TEXT SHOWN ->
-------------------------
Having the UI canvas with just a camera should not be too much even for a potato. I mean what do you want to do with the main thread that would justify optimizing this? Do you want to run it on phones? I don’t really see that part as a bottleneck for your project.

I think that if it works and you don’t really need the extra tiny bits of performance, you should keep it that way because handling inputs is a pain and time consuming :slight_smile:

Speaking of inputs, some camera inertia would be a nice improvement on your controls imo :wink:

Thanks :slight_smile:
Yes I think we can both agree that leveraging the “onscreen canvas” for movement/input is probably a good idea. :slight_smile:

There is no inertia? :face_with_spiral_eyes:

(apologies for late reply, had to jump on a plane to south america to go help a very close relative of mine…and fix a situation … .no kidding)

Sorry I was not specific ^^ There is translation inertia, but when using mouse drag to rotate the view, it feels very stiff (see attached video) and adding some inertia might make it feel better :+1:

No problem haha, sounds like you got quite a situation x)

Dear all,

I’ve finally come round to releasing a first version of those tectonic surfaces (see Icosphere + ROAM; test and questions)

https://adlumens.org/tools-experiments/tectonic-surface/

( and a quick post about it here: Ad Lumens - New Tools/experiments page: Tectonic surface)

I hope you like it!

That was an interesting read, keep up the good work :+1: I must say I expected it to run slower ^^

hey hey :slight_smile:

thanks – well it is reasonably fast because it’s not (yet) doing everything I want it to do. But as of now, what do you think of the quality of the output? in terms of elevation only I mean…

I think large scale features look nice and coherent based on the tectonic simulation! (Still think the mountains are not pointy enough)

The plateauing is a bit weird, but that’s because it is meant to be underwater probably?

Going close to the terrain can lead to high frequency bumps like this:

This might be because of the dimensions I chose (50km radius), that’s less of an issue for 500km :+1:

Thank you!

first image: I think I may have reduced/removed the plateau-ing effect (it is now commented in the code, as I want to introduce it later for [potential] continental .. err.. plateaux; this will not always be present and will depend on intensity of tectonic activity, compound composition, etc and yes, under liquid [not necessarily water])

second image: yes you are right; the displacement “scale” is hardcoded to “10km” for now. So a 20km wide “planet” gets the same as a 5000km one. Which explains those monstrous bumps. One of the things I need to work on :stuck_out_tongue:

re: pointiness. Yes I agree they are rare, but sometimes you get areas similar to this? :slight_smile: In such as case, do you think they are pointy enough (knowing that erosion, etc is not there yet!)
-------------------------
REQUIRED WORK ->
1 – In the forum thread above, condense the paragraph that begins "second image: yes you are right" into a bulleted list that keeps its main facts.
2 – Transcribe the passage of the forum thread above starting at "( and a quick" and ending at "not pointy enough)".
3 – Answer the following questions using the forum thread above.
(a) What planet radius does one participant say they chose when the high-frequency bumps appeared?
(b) To what value is the displacement scale hardcoded for now?
(c) To which region did one participant have to fly to help a close relative?

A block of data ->
-------------------------
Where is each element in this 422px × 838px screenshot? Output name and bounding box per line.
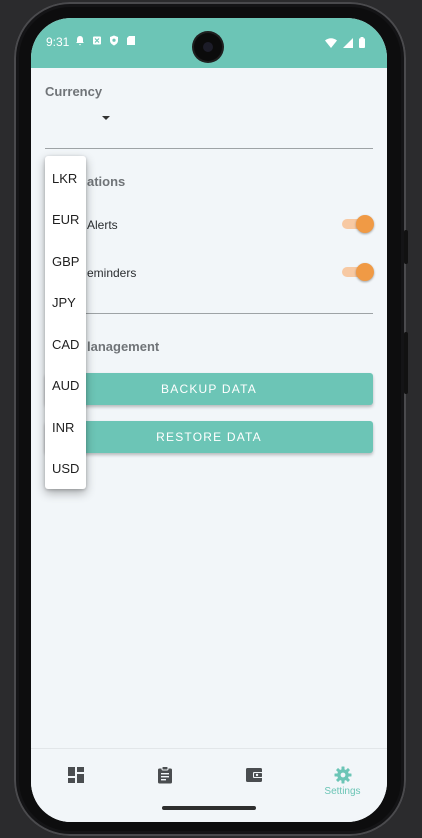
gear-icon (334, 766, 351, 784)
data-management-title: lanagement (87, 339, 160, 354)
currency-label: Currency (45, 84, 103, 99)
wifi-icon (325, 37, 337, 48)
signal-icon (343, 37, 353, 48)
currency-option[interactable]: CAD (52, 337, 79, 352)
currency-dropdown-arrow-icon[interactable] (102, 116, 110, 120)
nav-reports[interactable] (120, 749, 209, 809)
app-screen: 9:31 Currency ations Alerts eminders lan… (31, 18, 387, 822)
power-button (404, 230, 408, 264)
nav-dashboard[interactable] (31, 749, 120, 809)
nav-settings-label: Settings (324, 786, 361, 797)
app-notification-icon (93, 36, 101, 45)
wallet-icon (245, 768, 263, 782)
currency-option[interactable]: JPY (52, 295, 76, 310)
nav-wallet[interactable] (209, 749, 298, 809)
reminders-toggle-thumb (356, 263, 374, 281)
notification-icons (75, 35, 136, 46)
nav-settings[interactable]: Settings (298, 749, 387, 809)
currency-option[interactable]: GBP (52, 254, 79, 269)
currency-divider (45, 148, 373, 149)
notifications-section-title: ations (87, 174, 126, 189)
status-bar: 9:31 (31, 18, 387, 68)
backup-data-button[interactable]: BACKUP DATA (45, 373, 373, 405)
home-indicator[interactable] (162, 806, 256, 810)
currency-option[interactable]: LKR (52, 171, 77, 186)
volume-button (404, 332, 408, 394)
currency-option[interactable]: INR (52, 420, 74, 435)
currency-option[interactable]: USD (52, 461, 79, 476)
system-icons (325, 37, 365, 48)
clipboard-icon (157, 766, 172, 784)
front-camera (194, 33, 222, 61)
bell-icon (76, 36, 84, 46)
reminders-toggle[interactable] (342, 262, 374, 282)
dashboard-icon (67, 767, 84, 783)
currency-option[interactable]: EUR (52, 212, 79, 227)
shield-icon (110, 35, 118, 46)
sd-card-icon (127, 36, 135, 45)
bottom-navigation: Settings (31, 748, 387, 822)
currency-option[interactable]: AUD (52, 378, 79, 393)
status-time: 9:31 (46, 35, 70, 49)
battery-icon (359, 37, 365, 48)
alerts-toggle-thumb (356, 215, 374, 233)
settings-content: Currency ations Alerts eminders lanageme… (31, 68, 387, 748)
restore-data-button[interactable]: RESTORE DATA (45, 421, 373, 453)
reminders-label: eminders (87, 266, 137, 280)
currency-dropdown-menu: LKR EUR GBP JPY CAD AUD INR USD (45, 156, 86, 489)
notifications-divider (45, 313, 373, 314)
alerts-toggle[interactable] (342, 214, 374, 234)
alerts-label: Alerts (87, 218, 118, 232)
-------------------------
SOLUTIONS BY TASK ->
1 –
- The displacement scale is currently hardcoded to 10 km.
- As a result, a 20 km wide planet receives the same displacement as a 5000 km one.
- This accounts for the very large bumps seen up close.
- Fixing this remains on the list of work to be done.

2 –
( and a quick post about it here: Ad Lumens - New Tools/experiments page: Tectonic surface)

I hope you like it!

That was an interesting read, keep up the good work :+1: I must say I expected it to run slower ^^

hey hey :slight_smile:

thanks – well it is reasonably fast because it’s not (yet) doing everything I want it to do. But as of now, what do you think of the quality of the output? in terms of elevation only I mean…

I think large scale features look nice and coherent based on the tectonic simulation! (Still think the mountains are not pointy enough)

3 –
(a) A 50 km radius.
(b) 10 km.
(c) South America.